═══ Material for this task ═══

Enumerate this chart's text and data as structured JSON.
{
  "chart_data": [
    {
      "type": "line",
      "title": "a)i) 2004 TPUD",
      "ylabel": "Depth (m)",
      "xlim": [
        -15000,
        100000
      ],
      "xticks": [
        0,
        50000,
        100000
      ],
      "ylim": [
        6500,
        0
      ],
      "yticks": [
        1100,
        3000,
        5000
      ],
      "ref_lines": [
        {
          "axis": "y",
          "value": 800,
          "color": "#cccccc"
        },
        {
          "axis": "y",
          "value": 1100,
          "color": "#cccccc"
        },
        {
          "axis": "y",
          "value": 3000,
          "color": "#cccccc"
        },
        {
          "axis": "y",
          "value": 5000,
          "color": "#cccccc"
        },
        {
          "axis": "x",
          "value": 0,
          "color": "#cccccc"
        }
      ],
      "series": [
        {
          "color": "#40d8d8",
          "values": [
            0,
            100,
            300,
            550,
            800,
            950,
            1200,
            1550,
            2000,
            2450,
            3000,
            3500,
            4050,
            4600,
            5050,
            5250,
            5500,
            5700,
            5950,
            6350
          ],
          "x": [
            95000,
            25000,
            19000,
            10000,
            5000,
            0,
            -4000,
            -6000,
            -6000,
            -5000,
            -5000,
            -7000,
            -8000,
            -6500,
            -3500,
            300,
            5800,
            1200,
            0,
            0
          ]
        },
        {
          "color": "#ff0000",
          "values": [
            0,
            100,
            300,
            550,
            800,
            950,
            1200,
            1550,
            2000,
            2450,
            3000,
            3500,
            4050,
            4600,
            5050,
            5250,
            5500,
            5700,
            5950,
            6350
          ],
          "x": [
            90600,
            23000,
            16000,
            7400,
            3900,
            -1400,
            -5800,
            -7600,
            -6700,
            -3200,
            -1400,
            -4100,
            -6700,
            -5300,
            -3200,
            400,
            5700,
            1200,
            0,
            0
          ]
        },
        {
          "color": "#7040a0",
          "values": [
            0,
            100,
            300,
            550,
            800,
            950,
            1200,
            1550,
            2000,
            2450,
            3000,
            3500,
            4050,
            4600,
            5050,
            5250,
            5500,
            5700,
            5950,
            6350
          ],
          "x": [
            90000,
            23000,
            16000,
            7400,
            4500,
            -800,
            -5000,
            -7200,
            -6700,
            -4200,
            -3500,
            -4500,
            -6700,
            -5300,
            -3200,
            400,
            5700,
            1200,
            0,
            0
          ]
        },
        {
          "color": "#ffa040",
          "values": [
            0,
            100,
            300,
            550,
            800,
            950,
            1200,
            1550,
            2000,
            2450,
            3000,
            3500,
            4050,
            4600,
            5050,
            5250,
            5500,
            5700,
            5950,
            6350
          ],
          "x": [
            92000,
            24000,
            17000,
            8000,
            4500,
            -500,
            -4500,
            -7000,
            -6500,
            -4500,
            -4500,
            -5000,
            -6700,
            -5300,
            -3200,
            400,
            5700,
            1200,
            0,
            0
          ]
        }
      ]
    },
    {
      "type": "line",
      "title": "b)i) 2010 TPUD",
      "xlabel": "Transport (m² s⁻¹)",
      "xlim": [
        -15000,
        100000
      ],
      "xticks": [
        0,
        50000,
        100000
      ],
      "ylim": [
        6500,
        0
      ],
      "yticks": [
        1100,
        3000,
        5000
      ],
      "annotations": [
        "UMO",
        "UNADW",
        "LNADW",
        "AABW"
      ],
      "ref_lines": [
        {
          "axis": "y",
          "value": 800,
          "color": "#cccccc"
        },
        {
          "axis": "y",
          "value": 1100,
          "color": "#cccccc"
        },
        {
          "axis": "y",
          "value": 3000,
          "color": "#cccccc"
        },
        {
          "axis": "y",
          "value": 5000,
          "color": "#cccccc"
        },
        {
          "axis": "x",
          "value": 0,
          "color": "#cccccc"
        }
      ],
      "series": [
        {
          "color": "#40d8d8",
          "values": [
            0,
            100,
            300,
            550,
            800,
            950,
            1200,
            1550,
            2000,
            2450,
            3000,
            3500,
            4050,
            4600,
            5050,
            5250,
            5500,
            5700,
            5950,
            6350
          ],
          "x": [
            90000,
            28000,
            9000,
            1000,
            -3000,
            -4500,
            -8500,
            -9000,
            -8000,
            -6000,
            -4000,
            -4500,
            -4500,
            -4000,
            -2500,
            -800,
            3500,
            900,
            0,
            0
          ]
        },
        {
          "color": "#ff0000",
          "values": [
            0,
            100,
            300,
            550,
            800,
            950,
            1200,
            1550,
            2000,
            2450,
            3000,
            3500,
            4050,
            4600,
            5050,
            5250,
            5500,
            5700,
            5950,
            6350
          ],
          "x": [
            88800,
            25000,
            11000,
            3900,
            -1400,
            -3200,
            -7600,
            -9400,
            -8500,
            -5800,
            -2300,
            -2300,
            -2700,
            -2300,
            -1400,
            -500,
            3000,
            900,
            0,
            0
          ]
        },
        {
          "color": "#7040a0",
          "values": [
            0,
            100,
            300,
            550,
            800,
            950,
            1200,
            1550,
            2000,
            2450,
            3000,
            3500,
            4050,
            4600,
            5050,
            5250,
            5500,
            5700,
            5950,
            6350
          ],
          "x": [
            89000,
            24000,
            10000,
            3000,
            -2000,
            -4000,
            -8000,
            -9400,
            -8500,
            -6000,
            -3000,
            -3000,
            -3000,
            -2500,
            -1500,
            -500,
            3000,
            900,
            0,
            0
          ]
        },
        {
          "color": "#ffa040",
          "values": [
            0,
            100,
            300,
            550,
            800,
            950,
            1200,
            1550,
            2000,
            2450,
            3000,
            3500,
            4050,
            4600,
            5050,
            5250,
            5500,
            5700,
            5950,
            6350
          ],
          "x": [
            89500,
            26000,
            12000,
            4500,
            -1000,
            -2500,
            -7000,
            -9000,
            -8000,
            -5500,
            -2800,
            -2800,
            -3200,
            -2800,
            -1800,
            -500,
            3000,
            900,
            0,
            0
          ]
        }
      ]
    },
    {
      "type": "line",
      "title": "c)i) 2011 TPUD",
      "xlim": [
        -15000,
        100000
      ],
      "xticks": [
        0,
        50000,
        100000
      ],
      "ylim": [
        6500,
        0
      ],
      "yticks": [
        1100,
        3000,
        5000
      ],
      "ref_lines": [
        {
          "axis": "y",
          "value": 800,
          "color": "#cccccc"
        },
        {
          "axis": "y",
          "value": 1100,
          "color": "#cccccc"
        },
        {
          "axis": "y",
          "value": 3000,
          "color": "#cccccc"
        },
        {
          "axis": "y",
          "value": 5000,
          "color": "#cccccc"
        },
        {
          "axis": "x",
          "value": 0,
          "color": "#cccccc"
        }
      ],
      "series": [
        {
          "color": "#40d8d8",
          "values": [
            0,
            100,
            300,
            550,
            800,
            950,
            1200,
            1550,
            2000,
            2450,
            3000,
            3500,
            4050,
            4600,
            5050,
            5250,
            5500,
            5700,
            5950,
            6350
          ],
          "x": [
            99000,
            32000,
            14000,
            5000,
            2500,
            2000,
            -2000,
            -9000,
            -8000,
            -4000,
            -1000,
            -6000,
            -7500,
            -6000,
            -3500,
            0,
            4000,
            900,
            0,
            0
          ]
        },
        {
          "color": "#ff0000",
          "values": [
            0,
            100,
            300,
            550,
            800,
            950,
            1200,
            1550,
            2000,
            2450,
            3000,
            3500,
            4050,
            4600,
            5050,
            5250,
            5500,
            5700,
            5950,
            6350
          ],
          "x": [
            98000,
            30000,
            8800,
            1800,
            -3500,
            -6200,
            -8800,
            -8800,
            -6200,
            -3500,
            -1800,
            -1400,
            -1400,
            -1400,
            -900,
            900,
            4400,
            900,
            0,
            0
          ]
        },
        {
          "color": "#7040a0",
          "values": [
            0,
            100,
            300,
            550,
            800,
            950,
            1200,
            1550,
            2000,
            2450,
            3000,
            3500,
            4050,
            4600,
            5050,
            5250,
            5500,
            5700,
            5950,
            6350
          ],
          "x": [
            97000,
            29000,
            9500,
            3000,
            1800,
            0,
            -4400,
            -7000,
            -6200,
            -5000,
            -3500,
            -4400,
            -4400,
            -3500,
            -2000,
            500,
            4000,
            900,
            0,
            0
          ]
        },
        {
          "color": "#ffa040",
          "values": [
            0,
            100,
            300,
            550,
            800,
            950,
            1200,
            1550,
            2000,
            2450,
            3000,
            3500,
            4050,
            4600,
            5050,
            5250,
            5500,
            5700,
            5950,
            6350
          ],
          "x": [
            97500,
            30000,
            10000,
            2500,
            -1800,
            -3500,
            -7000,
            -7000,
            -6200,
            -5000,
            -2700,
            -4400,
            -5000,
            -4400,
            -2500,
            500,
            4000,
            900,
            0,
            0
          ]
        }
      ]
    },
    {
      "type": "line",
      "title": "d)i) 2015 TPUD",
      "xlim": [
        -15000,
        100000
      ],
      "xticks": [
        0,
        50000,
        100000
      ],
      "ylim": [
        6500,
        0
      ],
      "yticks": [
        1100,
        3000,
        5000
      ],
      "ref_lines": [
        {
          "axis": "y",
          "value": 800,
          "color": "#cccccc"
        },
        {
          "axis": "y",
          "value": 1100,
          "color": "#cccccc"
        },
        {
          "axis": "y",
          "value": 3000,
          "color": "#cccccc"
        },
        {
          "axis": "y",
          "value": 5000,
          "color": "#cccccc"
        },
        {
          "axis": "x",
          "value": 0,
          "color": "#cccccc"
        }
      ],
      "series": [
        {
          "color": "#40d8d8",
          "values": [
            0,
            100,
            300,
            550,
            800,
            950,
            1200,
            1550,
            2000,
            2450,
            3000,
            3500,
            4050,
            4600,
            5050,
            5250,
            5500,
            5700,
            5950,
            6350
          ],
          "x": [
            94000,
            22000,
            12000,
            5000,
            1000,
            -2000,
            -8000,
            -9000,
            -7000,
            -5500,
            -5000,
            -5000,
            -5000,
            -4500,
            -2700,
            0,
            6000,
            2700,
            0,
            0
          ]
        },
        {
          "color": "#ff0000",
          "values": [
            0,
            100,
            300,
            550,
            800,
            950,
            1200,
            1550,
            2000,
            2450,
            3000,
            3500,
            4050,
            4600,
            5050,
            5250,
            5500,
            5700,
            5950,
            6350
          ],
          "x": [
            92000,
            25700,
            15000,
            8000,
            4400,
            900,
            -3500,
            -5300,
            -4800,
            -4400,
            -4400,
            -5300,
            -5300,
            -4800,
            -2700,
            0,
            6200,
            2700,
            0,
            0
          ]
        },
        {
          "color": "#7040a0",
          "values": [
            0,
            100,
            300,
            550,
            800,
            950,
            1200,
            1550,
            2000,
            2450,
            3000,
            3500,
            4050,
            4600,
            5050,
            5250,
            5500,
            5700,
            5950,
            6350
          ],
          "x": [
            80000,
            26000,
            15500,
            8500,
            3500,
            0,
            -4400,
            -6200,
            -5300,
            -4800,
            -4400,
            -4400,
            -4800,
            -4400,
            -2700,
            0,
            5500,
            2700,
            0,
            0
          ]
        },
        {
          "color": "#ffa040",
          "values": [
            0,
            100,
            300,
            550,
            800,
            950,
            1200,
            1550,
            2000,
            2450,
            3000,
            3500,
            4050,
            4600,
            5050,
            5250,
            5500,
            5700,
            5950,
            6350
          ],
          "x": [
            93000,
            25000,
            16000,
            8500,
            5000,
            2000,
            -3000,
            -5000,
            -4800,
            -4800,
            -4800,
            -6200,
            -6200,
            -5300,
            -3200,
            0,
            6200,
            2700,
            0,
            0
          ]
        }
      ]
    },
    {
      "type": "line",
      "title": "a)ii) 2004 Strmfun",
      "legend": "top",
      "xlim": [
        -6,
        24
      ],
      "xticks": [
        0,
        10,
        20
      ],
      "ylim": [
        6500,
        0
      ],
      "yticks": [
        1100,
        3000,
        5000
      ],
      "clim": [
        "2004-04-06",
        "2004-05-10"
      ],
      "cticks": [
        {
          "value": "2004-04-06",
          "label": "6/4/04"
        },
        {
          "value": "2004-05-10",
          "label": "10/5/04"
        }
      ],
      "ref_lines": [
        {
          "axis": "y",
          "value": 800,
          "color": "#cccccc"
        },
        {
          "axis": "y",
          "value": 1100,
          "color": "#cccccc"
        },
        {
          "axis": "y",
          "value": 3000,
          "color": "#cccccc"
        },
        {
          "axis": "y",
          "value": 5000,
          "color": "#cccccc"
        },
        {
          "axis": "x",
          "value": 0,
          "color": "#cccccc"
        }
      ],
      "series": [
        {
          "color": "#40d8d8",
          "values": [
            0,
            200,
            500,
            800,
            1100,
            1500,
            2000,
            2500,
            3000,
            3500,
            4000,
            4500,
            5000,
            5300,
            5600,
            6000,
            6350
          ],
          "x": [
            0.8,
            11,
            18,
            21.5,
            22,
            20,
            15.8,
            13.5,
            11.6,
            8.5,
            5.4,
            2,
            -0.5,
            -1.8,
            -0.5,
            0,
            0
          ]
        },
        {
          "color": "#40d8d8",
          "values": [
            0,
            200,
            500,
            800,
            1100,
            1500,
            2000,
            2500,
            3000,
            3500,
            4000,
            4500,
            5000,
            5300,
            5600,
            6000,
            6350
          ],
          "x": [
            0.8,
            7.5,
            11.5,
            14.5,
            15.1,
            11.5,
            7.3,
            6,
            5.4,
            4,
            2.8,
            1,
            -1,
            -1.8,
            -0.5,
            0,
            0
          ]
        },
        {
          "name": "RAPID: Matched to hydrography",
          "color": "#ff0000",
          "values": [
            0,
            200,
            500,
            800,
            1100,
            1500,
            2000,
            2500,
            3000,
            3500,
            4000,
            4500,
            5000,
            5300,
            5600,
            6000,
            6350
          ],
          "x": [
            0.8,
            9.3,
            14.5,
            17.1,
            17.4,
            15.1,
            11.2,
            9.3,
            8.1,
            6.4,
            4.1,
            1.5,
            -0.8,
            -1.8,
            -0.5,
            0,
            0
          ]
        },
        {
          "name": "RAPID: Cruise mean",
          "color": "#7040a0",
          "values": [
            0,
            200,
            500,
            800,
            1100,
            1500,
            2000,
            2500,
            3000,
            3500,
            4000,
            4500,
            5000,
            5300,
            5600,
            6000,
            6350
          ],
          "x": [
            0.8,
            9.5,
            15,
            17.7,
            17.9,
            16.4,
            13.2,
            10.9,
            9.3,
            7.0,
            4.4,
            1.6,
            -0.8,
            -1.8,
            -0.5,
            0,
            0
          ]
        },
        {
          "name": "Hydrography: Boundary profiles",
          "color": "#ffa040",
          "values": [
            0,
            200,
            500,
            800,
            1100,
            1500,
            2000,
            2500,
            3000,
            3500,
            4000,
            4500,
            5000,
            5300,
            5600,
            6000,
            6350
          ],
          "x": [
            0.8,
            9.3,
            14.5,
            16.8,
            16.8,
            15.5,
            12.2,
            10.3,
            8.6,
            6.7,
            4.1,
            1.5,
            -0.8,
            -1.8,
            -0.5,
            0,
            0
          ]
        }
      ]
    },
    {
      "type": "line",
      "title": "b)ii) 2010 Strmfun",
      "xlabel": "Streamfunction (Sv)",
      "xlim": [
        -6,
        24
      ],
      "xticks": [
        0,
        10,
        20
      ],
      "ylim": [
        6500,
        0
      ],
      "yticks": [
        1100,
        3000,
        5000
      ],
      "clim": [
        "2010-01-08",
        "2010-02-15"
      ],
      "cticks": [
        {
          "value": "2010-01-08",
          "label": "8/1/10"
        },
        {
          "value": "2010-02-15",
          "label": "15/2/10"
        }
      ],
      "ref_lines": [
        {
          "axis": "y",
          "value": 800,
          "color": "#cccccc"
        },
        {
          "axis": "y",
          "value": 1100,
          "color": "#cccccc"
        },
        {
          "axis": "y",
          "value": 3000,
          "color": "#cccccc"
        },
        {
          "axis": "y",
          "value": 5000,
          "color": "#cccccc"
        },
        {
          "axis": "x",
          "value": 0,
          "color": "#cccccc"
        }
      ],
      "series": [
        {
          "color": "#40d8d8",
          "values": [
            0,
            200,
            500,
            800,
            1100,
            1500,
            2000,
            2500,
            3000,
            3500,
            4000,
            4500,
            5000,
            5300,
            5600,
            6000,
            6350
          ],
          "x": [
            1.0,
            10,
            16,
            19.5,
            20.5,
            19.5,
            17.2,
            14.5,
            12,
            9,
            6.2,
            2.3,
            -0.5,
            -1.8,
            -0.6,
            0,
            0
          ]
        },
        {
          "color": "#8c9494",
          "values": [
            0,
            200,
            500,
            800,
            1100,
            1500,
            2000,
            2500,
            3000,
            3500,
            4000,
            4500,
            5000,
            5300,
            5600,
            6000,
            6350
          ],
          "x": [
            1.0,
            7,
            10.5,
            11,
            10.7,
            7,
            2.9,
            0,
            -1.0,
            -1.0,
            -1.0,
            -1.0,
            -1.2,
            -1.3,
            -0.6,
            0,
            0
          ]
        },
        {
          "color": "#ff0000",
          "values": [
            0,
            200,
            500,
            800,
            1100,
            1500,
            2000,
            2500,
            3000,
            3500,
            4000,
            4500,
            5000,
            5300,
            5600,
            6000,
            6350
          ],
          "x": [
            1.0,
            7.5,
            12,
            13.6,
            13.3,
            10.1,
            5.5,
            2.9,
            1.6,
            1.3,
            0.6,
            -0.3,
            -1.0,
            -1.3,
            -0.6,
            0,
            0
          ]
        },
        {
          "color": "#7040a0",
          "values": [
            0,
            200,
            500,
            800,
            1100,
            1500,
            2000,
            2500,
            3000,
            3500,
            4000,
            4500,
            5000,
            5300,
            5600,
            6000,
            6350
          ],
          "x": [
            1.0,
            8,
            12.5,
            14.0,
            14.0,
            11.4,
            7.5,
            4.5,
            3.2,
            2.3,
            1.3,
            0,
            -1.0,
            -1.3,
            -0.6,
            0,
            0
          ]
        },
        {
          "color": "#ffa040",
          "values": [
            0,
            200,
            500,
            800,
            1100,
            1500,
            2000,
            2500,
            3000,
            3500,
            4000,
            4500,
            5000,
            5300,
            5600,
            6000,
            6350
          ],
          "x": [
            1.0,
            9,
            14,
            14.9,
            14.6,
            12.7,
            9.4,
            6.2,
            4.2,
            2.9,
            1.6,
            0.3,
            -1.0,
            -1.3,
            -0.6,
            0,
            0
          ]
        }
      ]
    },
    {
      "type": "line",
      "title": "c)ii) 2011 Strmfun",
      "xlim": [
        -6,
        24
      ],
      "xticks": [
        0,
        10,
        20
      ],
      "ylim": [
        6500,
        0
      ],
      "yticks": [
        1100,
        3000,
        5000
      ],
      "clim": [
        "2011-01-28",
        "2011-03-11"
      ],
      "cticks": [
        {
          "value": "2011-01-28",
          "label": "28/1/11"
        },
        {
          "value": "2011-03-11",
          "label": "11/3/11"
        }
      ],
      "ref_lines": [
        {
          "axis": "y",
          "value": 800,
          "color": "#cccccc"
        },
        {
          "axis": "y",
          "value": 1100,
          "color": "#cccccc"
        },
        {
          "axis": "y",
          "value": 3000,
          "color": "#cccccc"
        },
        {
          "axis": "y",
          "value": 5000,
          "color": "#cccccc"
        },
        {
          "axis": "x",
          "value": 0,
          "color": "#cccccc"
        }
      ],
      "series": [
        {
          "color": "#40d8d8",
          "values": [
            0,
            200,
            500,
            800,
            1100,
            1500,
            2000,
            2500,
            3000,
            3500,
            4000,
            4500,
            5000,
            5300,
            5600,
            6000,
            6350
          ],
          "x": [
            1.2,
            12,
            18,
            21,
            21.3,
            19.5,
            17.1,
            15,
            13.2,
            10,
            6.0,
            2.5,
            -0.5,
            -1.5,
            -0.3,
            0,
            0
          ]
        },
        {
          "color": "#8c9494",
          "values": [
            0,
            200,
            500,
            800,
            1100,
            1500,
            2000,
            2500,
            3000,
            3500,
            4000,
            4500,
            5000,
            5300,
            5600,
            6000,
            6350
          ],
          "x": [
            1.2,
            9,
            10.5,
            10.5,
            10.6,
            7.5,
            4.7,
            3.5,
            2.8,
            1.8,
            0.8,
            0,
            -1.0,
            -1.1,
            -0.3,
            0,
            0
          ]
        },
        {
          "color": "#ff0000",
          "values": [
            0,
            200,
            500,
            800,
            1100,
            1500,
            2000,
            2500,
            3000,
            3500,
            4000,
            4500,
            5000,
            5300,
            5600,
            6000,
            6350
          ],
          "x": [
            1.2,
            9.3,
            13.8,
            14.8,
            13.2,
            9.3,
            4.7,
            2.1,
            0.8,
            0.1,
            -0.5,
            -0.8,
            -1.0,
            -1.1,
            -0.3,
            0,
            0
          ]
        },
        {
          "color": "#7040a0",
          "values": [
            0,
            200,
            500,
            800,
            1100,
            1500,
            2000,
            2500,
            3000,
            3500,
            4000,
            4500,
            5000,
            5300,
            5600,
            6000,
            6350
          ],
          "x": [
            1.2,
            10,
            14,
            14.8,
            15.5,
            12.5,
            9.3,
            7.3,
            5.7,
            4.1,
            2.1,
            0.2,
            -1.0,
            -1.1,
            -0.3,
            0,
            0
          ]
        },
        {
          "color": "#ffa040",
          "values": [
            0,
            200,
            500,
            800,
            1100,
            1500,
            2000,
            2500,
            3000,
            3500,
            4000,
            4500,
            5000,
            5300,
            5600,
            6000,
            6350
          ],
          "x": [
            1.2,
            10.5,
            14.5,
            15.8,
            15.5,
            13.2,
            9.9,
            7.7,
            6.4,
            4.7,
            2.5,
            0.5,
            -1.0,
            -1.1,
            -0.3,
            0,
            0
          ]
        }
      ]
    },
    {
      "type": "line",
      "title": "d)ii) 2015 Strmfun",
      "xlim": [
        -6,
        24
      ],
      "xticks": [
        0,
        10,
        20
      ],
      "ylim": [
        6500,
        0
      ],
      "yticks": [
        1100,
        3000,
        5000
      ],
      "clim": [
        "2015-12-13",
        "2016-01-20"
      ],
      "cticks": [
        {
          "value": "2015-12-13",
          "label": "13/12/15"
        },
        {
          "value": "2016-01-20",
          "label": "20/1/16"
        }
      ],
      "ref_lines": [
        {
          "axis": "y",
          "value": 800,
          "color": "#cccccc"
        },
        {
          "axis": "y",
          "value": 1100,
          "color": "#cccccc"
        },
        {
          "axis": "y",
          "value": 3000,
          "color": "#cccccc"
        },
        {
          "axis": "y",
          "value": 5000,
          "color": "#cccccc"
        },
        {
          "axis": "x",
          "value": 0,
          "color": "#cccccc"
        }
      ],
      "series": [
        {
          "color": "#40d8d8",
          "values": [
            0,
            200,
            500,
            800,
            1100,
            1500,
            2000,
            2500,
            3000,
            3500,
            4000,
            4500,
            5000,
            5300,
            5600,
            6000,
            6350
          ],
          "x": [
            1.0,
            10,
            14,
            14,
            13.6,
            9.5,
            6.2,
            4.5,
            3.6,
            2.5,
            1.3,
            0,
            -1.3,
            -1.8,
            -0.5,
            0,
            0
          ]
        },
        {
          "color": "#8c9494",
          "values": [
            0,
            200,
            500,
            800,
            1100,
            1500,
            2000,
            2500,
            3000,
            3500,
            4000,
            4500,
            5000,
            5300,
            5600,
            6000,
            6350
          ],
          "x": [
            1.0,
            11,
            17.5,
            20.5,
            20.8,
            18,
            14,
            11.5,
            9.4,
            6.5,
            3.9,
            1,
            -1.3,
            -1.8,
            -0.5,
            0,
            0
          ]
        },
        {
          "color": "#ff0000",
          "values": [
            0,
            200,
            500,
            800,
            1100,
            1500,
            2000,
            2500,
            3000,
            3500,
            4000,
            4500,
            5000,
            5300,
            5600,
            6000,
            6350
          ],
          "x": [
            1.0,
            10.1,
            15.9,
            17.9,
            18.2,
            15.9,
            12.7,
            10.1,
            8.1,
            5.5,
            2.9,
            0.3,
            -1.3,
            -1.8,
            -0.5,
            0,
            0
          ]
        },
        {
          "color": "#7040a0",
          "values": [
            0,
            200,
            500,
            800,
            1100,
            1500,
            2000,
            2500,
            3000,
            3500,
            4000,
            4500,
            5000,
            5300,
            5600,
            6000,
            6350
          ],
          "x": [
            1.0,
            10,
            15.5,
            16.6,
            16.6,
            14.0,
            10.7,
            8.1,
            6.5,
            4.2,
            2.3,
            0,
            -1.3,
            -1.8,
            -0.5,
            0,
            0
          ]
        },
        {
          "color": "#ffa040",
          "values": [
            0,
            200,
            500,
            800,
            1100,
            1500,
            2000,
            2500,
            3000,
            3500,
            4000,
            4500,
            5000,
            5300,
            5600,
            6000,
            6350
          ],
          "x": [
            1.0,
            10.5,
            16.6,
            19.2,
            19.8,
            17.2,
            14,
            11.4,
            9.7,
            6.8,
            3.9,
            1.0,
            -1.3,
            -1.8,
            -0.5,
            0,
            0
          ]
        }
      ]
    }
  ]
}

═══

• **Required work**: Gather every line from the listing above in which "TPUD" appears, and copy those lines.

• **Finished task**:
      "title": "a)i) 2004 TPUD",
      "title": "b)i) 2010 TPUD",
      "title": "c)i) 2011 TPUD",
      "title": "d)i) 2015 TPUD",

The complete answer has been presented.